> [Given task]: Give an exact transcription of every line, dropping the images.

* START Dataset content *

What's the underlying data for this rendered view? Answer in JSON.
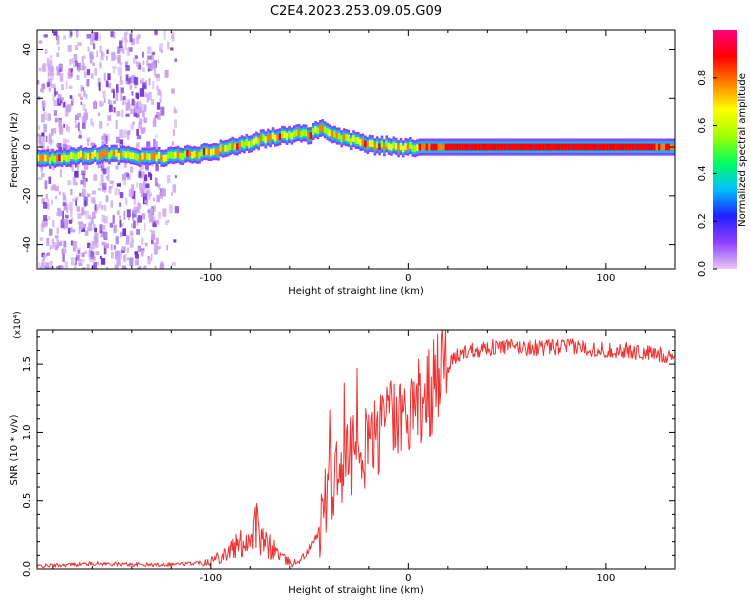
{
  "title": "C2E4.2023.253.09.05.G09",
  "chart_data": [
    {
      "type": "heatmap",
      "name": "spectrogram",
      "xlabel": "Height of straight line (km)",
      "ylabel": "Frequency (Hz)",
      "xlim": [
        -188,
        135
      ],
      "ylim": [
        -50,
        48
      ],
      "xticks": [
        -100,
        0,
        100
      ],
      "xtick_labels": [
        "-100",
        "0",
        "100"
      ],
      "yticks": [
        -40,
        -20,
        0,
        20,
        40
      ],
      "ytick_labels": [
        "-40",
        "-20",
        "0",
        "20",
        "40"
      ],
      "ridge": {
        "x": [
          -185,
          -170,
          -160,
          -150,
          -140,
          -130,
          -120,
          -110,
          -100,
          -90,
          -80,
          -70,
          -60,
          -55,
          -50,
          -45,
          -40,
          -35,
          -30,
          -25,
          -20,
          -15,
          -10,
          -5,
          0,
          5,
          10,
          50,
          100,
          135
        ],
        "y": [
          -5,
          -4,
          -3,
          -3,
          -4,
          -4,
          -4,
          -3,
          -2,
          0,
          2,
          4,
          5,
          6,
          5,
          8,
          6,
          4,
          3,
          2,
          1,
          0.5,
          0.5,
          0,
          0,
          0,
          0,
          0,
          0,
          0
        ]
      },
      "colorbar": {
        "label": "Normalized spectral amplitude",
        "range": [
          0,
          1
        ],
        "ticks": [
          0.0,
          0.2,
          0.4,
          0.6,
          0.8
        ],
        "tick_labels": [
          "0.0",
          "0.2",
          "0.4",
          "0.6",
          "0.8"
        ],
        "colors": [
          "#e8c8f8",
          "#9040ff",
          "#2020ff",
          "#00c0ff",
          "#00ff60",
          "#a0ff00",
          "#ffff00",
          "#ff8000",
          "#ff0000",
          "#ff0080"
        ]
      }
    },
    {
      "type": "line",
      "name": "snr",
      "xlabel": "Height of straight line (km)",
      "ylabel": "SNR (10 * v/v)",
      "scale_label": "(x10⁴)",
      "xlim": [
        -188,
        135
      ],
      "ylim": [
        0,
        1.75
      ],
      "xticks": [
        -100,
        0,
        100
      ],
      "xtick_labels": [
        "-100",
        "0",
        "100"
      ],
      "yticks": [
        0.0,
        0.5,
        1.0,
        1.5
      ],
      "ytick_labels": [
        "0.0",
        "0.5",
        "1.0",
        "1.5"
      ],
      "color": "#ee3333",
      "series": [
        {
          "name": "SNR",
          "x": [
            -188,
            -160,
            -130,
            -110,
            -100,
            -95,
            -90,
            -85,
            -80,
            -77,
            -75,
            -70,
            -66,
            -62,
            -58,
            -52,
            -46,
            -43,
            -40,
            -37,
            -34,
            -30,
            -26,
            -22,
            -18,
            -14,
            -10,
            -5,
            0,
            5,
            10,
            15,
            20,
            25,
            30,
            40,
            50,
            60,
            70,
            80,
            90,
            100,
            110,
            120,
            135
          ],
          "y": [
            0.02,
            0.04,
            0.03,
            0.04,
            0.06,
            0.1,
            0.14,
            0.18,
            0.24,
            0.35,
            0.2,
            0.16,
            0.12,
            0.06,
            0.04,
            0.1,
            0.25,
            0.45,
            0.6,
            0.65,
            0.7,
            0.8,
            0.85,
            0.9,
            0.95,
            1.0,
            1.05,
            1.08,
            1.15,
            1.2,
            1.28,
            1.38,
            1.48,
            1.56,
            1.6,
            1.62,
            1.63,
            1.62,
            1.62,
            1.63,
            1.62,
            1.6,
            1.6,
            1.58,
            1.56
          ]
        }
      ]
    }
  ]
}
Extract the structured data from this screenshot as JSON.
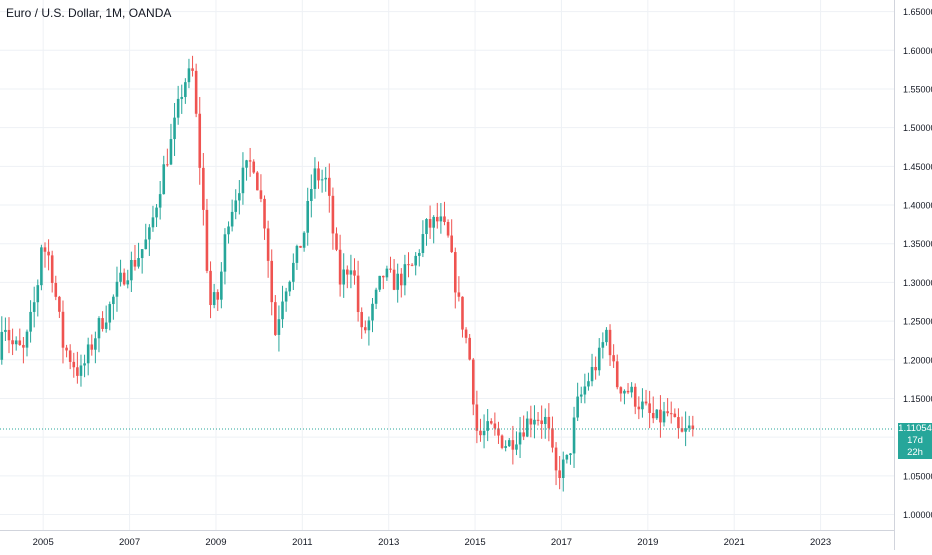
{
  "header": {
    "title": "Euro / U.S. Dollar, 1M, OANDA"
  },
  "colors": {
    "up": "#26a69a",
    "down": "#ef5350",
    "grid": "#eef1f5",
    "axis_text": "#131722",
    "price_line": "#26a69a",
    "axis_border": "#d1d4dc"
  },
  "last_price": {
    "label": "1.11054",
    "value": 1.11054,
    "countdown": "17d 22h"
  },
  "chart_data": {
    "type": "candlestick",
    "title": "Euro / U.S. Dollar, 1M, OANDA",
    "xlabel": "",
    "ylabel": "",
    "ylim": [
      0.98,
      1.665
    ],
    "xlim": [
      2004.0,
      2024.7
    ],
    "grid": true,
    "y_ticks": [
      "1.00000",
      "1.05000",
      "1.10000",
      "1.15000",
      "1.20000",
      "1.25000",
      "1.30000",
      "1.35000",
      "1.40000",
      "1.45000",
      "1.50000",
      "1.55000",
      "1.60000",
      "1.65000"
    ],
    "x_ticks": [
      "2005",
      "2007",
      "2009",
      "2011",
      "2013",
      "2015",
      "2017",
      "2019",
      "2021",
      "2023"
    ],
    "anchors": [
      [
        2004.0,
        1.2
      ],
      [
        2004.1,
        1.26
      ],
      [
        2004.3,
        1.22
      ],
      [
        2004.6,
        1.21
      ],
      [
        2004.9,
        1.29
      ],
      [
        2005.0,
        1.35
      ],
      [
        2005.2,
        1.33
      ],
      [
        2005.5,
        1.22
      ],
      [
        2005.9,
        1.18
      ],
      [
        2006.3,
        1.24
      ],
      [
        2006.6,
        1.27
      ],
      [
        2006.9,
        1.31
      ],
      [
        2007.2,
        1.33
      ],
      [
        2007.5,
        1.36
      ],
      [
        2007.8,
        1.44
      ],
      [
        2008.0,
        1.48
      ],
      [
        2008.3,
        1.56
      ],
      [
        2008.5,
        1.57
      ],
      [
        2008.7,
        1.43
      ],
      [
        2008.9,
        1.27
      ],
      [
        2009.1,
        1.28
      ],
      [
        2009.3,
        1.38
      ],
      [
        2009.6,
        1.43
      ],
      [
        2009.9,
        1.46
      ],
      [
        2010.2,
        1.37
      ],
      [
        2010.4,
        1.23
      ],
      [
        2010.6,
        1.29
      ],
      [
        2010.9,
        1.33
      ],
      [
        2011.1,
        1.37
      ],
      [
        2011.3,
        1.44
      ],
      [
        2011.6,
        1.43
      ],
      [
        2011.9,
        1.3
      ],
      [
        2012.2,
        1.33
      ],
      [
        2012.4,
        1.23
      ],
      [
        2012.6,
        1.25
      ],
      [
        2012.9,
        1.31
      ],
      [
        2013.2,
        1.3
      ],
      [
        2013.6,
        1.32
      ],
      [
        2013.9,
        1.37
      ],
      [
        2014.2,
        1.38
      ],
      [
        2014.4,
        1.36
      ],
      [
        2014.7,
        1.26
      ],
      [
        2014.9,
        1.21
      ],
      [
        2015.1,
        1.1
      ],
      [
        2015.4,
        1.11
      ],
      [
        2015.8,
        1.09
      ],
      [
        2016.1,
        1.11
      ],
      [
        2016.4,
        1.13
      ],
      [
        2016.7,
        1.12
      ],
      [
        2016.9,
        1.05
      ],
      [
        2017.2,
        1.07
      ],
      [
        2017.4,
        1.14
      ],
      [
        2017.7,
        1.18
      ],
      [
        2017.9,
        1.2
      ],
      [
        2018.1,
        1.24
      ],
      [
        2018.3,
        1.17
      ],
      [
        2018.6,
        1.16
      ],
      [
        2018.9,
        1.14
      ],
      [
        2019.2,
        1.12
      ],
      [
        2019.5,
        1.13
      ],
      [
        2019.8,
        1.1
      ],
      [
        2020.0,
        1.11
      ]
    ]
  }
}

* END Dataset content *

> [Task answer]:
What's the underlying data for this rendered view? Answer in JSON.
{
  "title": "C2E4.2023.253.09.05.G09",
  "chart_data": [
    {
      "type": "heatmap",
      "name": "spectrogram",
      "xlabel": "Height of straight line (km)",
      "ylabel": "Frequency (Hz)",
      "xlim": [
        -188,
        135
      ],
      "ylim": [
        -50,
        48
      ],
      "xticks": [
        -100,
        0,
        100
      ],
      "xtick_labels": [
        "-100",
        "0",
        "100"
      ],
      "yticks": [
        -40,
        -20,
        0,
        20,
        40
      ],
      "ytick_labels": [
        "-40",
        "-20",
        "0",
        "20",
        "40"
      ],
      "ridge": {
        "x": [
          -185,
          -170,
          -160,
          -150,
          -140,
          -130,
          -120,
          -110,
          -100,
          -90,
          -80,
          -70,
          -60,
          -55,
          -50,
          -45,
          -40,
          -35,
          -30,
          -25,
          -20,
          -15,
          -10,
          -5,
          0,
          5,
          10,
          50,
          100,
          135
        ],
        "y": [
          -5,
          -4,
          -3,
          -3,
          -4,
          -4,
          -4,
          -3,
          -2,
          0,
          2,
          4,
          5,
          6,
          5,
          8,
          6,
          4,
          3,
          2,
          1,
          0.5,
          0.5,
          0,
          0,
          0,
          0,
          0,
          0,
          0
        ]
      },
      "colorbar": {
        "label": "Normalized spectral amplitude",
        "range": [
          0,
          1
        ],
        "ticks": [
          0.0,
          0.2,
          0.4,
          0.6,
          0.8
        ],
        "tick_labels": [
          "0.0",
          "0.2",
          "0.4",
          "0.6",
          "0.8"
        ],
        "colors": [
          "#e8c8f8",
          "#9040ff",
          "#2020ff",
          "#00c0ff",
          "#00ff60",
          "#a0ff00",
          "#ffff00",
          "#ff8000",
          "#ff0000",
          "#ff0080"
        ]
      }
    },
    {
      "type": "line",
      "name": "snr",
      "xlabel": "Height of straight line (km)",
      "ylabel": "SNR (10 * v/v)",
      "scale_label": "(x10⁴)",
      "xlim": [
        -188,
        135
      ],
      "ylim": [
        0,
        1.75
      ],
      "xticks": [
        -100,
        0,
        100
      ],
      "xtick_labels": [
        "-100",
        "0",
        "100"
      ],
      "yticks": [
        0.0,
        0.5,
        1.0,
        1.5
      ],
      "ytick_labels": [
        "0.0",
        "0.5",
        "1.0",
        "1.5"
      ],
      "color": "#ee3333",
      "series": [
        {
          "name": "SNR",
          "x": [
            -188,
            -160,
            -130,
            -110,
            -100,
            -95,
            -90,
            -85,
            -80,
            -77,
            -75,
            -70,
            -66,
            -62,
            -58,
            -52,
            -46,
            -43,
            -40,
            -37,
            -34,
            -30,
            -26,
            -22,
            -18,
            -14,
            -10,
            -5,
            0,
            5,
            10,
            15,
            20,
            25,
            30,
            40,
            50,
            60,
            70,
            80,
            90,
            100,
            110,
            120,
            135
          ],
          "y": [
            0.02,
            0.04,
            0.03,
            0.04,
            0.06,
            0.1,
            0.14,
            0.18,
            0.24,
            0.35,
            0.2,
            0.16,
            0.12,
            0.06,
            0.04,
            0.1,
            0.25,
            0.45,
            0.6,
            0.65,
            0.7,
            0.8,
            0.85,
            0.9,
            0.95,
            1.0,
            1.05,
            1.08,
            1.15,
            1.2,
            1.28,
            1.38,
            1.48,
            1.56,
            1.6,
            1.62,
            1.63,
            1.62,
            1.62,
            1.63,
            1.62,
            1.6,
            1.6,
            1.58,
            1.56
          ]
        }
      ]
    }
  ]
}
Extract the structured data from this screenshot as JSON.
{
  "header": {
    "title": "Euro / U.S. Dollar, 1M, OANDA"
  },
  "colors": {
    "up": "#26a69a",
    "down": "#ef5350",
    "grid": "#eef1f5",
    "axis_text": "#131722",
    "price_line": "#26a69a",
    "axis_border": "#d1d4dc"
  },
  "last_price": {
    "label": "1.11054",
    "value": 1.11054,
    "countdown": "17d 22h"
  },
  "chart_data": {
    "type": "candlestick",
    "title": "Euro / U.S. Dollar, 1M, OANDA",
    "xlabel": "",
    "ylabel": "",
    "ylim": [
      0.98,
      1.665
    ],
    "xlim": [
      2004.0,
      2024.7
    ],
    "grid": true,
    "y_ticks": [
      "1.00000",
      "1.05000",
      "1.10000",
      "1.15000",
      "1.20000",
      "1.25000",
      "1.30000",
      "1.35000",
      "1.40000",
      "1.45000",
      "1.50000",
      "1.55000",
      "1.60000",
      "1.65000"
    ],
    "x_ticks": [
      "2005",
      "2007",
      "2009",
      "2011",
      "2013",
      "2015",
      "2017",
      "2019",
      "2021",
      "2023"
    ],
    "anchors": [
      [
        2004.0,
        1.2
      ],
      [
        2004.1,
        1.26
      ],
      [
        2004.3,
        1.22
      ],
      [
        2004.6,
        1.21
      ],
      [
        2004.9,
        1.29
      ],
      [
        2005.0,
        1.35
      ],
      [
        2005.2,
        1.33
      ],
      [
        2005.5,
        1.22
      ],
      [
        2005.9,
        1.18
      ],
      [
        2006.3,
        1.24
      ],
      [
        2006.6,
        1.27
      ],
      [
        2006.9,
        1.31
      ],
      [
        2007.2,
        1.33
      ],
      [
        2007.5,
        1.36
      ],
      [
        2007.8,
        1.44
      ],
      [
        2008.0,
        1.48
      ],
      [
        2008.3,
        1.56
      ],
      [
        2008.5,
        1.57
      ],
      [
        2008.7,
        1.43
      ],
      [
        2008.9,
        1.27
      ],
      [
        2009.1,
        1.28
      ],
      [
        2009.3,
        1.38
      ],
      [
        2009.6,
        1.43
      ],
      [
        2009.9,
        1.46
      ],
      [
        2010.2,
        1.37
      ],
      [
        2010.4,
        1.23
      ],
      [
        2010.6,
        1.29
      ],
      [
        2010.9,
        1.33
      ],
      [
        2011.1,
        1.37
      ],
      [
        2011.3,
        1.44
      ],
      [
        2011.6,
        1.43
      ],
      [
        2011.9,
        1.3
      ],
      [
        2012.2,
        1.33
      ],
      [
        2012.4,
        1.23
      ],
      [
        2012.6,
        1.25
      ],
      [
        2012.9,
        1.31
      ],
      [
        2013.2,
        1.3
      ],
      [
        2013.6,
        1.32
      ],
      [
        2013.9,
        1.37
      ],
      [
        2014.2,
        1.38
      ],
      [
        2014.4,
        1.36
      ],
      [
        2014.7,
        1.26
      ],
      [
        2014.9,
        1.21
      ],
      [
        2015.1,
        1.1
      ],
      [
        2015.4,
        1.11
      ],
      [
        2015.8,
        1.09
      ],
      [
        2016.1,
        1.11
      ],
      [
        2016.4,
        1.13
      ],
      [
        2016.7,
        1.12
      ],
      [
        2016.9,
        1.05
      ],
      [
        2017.2,
        1.07
      ],
      [
        2017.4,
        1.14
      ],
      [
        2017.7,
        1.18
      ],
      [
        2017.9,
        1.2
      ],
      [
        2018.1,
        1.24
      ],
      [
        2018.3,
        1.17
      ],
      [
        2018.6,
        1.16
      ],
      [
        2018.9,
        1.14
      ],
      [
        2019.2,
        1.12
      ],
      [
        2019.5,
        1.13
      ],
      [
        2019.8,
        1.1
      ],
      [
        2020.0,
        1.11
      ]
    ]
  }
}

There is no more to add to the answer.